Copy the data word for word, keeping every line.
:: Available data ::
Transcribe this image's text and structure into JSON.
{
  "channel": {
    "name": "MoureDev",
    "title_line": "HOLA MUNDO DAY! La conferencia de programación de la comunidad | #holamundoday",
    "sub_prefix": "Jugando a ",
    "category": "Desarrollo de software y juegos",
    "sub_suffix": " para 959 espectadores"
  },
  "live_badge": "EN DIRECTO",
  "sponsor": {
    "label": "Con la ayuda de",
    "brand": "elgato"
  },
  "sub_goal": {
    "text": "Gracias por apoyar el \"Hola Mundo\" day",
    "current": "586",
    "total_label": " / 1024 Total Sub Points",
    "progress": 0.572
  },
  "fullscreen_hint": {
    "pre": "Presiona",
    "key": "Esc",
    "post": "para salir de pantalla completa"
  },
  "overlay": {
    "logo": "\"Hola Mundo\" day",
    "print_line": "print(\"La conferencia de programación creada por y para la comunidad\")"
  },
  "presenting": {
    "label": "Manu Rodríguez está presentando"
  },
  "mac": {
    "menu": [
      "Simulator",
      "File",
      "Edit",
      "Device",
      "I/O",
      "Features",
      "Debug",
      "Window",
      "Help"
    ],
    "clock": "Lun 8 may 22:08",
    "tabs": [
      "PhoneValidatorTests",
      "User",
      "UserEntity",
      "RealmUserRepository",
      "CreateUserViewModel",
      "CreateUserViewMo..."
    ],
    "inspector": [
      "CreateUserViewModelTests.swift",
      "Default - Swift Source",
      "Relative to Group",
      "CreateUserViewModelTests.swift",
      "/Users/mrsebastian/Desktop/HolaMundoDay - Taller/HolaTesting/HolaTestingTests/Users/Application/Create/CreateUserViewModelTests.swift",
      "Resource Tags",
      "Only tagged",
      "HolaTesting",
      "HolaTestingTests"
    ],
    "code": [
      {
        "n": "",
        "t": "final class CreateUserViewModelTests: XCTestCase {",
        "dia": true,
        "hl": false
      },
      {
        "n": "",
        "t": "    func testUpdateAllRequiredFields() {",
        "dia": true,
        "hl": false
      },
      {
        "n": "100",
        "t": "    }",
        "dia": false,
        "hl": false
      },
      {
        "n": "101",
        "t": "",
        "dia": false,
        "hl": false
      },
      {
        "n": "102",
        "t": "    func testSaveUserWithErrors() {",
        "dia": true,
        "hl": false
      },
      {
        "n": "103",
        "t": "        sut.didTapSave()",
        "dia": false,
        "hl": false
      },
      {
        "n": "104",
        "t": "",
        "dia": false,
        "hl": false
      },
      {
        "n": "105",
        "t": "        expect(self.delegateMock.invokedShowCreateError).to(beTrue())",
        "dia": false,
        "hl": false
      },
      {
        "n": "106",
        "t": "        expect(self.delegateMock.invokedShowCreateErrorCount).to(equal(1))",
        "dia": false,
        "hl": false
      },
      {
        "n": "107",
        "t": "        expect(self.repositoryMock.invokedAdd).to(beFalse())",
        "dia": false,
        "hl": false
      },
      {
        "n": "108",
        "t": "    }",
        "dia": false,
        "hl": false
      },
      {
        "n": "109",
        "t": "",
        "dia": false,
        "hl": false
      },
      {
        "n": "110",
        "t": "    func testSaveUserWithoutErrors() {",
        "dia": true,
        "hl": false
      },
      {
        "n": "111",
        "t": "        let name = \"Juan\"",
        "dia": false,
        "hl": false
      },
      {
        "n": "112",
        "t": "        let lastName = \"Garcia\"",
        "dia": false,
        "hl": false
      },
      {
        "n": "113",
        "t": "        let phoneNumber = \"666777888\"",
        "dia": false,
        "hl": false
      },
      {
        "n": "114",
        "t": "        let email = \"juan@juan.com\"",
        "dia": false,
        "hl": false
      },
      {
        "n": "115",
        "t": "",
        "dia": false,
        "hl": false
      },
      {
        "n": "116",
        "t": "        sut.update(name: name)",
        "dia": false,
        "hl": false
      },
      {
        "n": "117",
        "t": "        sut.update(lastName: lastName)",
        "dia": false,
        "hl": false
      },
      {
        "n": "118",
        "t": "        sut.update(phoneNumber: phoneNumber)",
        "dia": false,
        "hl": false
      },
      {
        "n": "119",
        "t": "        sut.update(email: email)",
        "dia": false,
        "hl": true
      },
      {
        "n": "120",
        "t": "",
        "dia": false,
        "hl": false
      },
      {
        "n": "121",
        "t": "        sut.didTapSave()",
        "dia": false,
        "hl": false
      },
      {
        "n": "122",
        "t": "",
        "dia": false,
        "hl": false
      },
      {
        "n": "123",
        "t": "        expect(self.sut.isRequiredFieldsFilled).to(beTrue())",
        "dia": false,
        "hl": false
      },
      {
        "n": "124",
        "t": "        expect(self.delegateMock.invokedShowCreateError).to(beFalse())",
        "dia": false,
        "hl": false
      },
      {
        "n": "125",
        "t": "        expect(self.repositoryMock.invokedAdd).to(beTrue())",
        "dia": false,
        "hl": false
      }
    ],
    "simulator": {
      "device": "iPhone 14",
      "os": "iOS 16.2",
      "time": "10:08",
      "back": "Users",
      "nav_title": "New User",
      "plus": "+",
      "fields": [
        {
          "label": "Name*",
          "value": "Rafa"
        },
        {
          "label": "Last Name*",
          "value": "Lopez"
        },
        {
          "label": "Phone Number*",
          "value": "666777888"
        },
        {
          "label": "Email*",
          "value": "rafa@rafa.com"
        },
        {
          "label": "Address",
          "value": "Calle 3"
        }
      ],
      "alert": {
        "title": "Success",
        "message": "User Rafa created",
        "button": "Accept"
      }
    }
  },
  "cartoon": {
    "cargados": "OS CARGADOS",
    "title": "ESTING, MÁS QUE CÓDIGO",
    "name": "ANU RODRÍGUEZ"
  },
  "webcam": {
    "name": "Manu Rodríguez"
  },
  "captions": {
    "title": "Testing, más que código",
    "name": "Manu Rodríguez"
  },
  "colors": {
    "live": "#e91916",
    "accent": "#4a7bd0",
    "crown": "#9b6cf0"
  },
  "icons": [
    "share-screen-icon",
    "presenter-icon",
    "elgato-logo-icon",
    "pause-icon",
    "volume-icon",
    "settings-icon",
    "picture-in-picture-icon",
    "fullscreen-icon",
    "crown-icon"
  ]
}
:::
■ The answer
Transcribe this image's text and structure into JSON.
{
  "channel": {
    "name": "MoureDev",
    "title_line": "HOLA MUNDO DAY! La conferencia de programación de la comunidad | #holamundoday",
    "sub_prefix": "Jugando a ",
    "category": "Desarrollo de software y juegos",
    "sub_suffix": " para 959 espectadores"
  },
  "live_badge": "EN DIRECTO",
  "sponsor": {
    "label": "Con la ayuda de",
    "brand": "elgato"
  },
  "sub_goal": {
    "text": "Gracias por apoyar el \"Hola Mundo\" day",
    "current": "586",
    "total_label": " / 1024 Total Sub Points",
    "progress": 0.572
  },
  "fullscreen_hint": {
    "pre": "Presiona",
    "key": "Esc",
    "post": "para salir de pantalla completa"
  },
  "overlay": {
    "logo": "\"Hola Mundo\" day",
    "print_line": "print(\"La conferencia de programación creada por y para la comunidad\")"
  },
  "presenting": {
    "label": "Manu Rodríguez está presentando"
  },
  "mac": {
    "menu": [
      "Simulator",
      "File",
      "Edit",
      "Device",
      "I/O",
      "Features",
      "Debug",
      "Window",
      "Help"
    ],
    "clock": "Lun 8 may 22:08",
    "tabs": [
      "PhoneValidatorTests",
      "User",
      "UserEntity",
      "RealmUserRepository",
      "CreateUserViewModel",
      "CreateUserViewMo..."
    ],
    "inspector": [
      "CreateUserViewModelTests.swift",
      "Default - Swift Source",
      "Relative to Group",
      "CreateUserViewModelTests.swift",
      "/Users/mrsebastian/Desktop/HolaMundoDay - Taller/HolaTesting/HolaTestingTests/Users/Application/Create/CreateUserViewModelTests.swift",
      "Resource Tags",
      "Only tagged",
      "HolaTesting",
      "HolaTestingTests"
    ],
    "code": [
      {
        "n": "",
        "t": "final class CreateUserViewModelTests: XCTestCase {",
        "dia": true,
        "hl": false
      },
      {
        "n": "",
        "t": "    func testUpdateAllRequiredFields() {",
        "dia": true,
        "hl": false
      },
      {
        "n": "100",
        "t": "    }",
        "dia": false,
        "hl": false
      },
      {
        "n": "101",
        "t": "",
        "dia": false,
        "hl": false
      },
      {
        "n": "102",
        "t": "    func testSaveUserWithErrors() {",
        "dia": true,
        "hl": false
      },
      {
        "n": "103",
        "t": "        sut.didTapSave()",
        "dia": false,
        "hl": false
      },
      {
        "n": "104",
        "t": "",
        "dia": false,
        "hl": false
      },
      {
        "n": "105",
        "t": "        expect(self.delegateMock.invokedShowCreateError).to(beTrue())",
        "dia": false,
        "hl": false
      },
      {
        "n": "106",
        "t": "        expect(self.delegateMock.invokedShowCreateErrorCount).to(equal(1))",
        "dia": false,
        "hl": false
      },
      {
        "n": "107",
        "t": "        expect(self.repositoryMock.invokedAdd).to(beFalse())",
        "dia": false,
        "hl": false
      },
      {
        "n": "108",
        "t": "    }",
        "dia": false,
        "hl": false
      },
      {
        "n": "109",
        "t": "",
        "dia": false,
        "hl": false
      },
      {
        "n": "110",
        "t": "    func testSaveUserWithoutErrors() {",
        "dia": true,
        "hl": false
      },
      {
        "n": "111",
        "t": "        let name = \"Juan\"",
        "dia": false,
        "hl": false
      },
      {
        "n": "112",
        "t": "        let lastName = \"Garcia\"",
        "dia": false,
        "hl": false
      },
      {
        "n": "113",
        "t": "        let phoneNumber = \"666777888\"",
        "dia": false,
        "hl": false
      },
      {
        "n": "114",
        "t": "        let email = \"juan@juan.com\"",
        "dia": false,
        "hl": false
      },
      {
        "n": "115",
        "t": "",
        "dia": false,
        "hl": false
      },
      {
        "n": "116",
        "t": "        sut.update(name: name)",
        "dia": false,
        "hl": false
      },
      {
        "n": "117",
        "t": "        sut.update(lastName: lastName)",
        "dia": false,
        "hl": false
      },
      {
        "n": "118",
        "t": "        sut.update(phoneNumber: phoneNumber)",
        "dia": false,
        "hl": false
      },
      {
        "n": "119",
        "t": "        sut.update(email: email)",
        "dia": false,
        "hl": true
      },
      {
        "n": "120",
        "t": "",
        "dia": false,
        "hl": false
      },
      {
        "n": "121",
        "t": "        sut.didTapSave()",
        "dia": false,
        "hl": false
      },
      {
        "n": "122",
        "t": "",
        "dia": false,
        "hl": false
      },
      {
        "n": "123",
        "t": "        expect(self.sut.isRequiredFieldsFilled).to(beTrue())",
        "dia": false,
        "hl": false
      },
      {
        "n": "124",
        "t": "        expect(self.delegateMock.invokedShowCreateError).to(beFalse())",
        "dia": false,
        "hl": false
      },
      {
        "n": "125",
        "t": "        expect(self.repositoryMock.invokedAdd).to(beTrue())",
        "dia": false,
        "hl": false
      }
    ],
    "simulator": {
      "device": "iPhone 14",
      "os": "iOS 16.2",
      "time": "10:08",
      "back": "Users",
      "nav_title": "New User",
      "plus": "+",
      "fields": [
        {
          "label": "Name*",
          "value": "Rafa"
        },
        {
          "label": "Last Name*",
          "value": "Lopez"
        },
        {
          "label": "Phone Number*",
          "value": "666777888"
        },
        {
          "label": "Email*",
          "value": "rafa@rafa.com"
        },
        {
          "label": "Address",
          "value": "Calle 3"
        }
      ],
      "alert": {
        "title": "Success",
        "message": "User Rafa created",
        "button": "Accept"
      }
    }
  },
  "cartoon": {
    "cargados": "OS CARGADOS",
    "title": "ESTING, MÁS QUE CÓDIGO",
    "name": "ANU RODRÍGUEZ"
  },
  "webcam": {
    "name": "Manu Rodríguez"
  },
  "captions": {
    "title": "Testing, más que código",
    "name": "Manu Rodríguez"
  },
  "colors": {
    "live": "#e91916",
    "accent": "#4a7bd0",
    "crown": "#9b6cf0"
  },
  "icons": [
    "share-screen-icon",
    "presenter-icon",
    "elgato-logo-icon",
    "pause-icon",
    "volume-icon",
    "settings-icon",
    "picture-in-picture-icon",
    "fullscreen-icon",
    "crown-icon"
  ]
}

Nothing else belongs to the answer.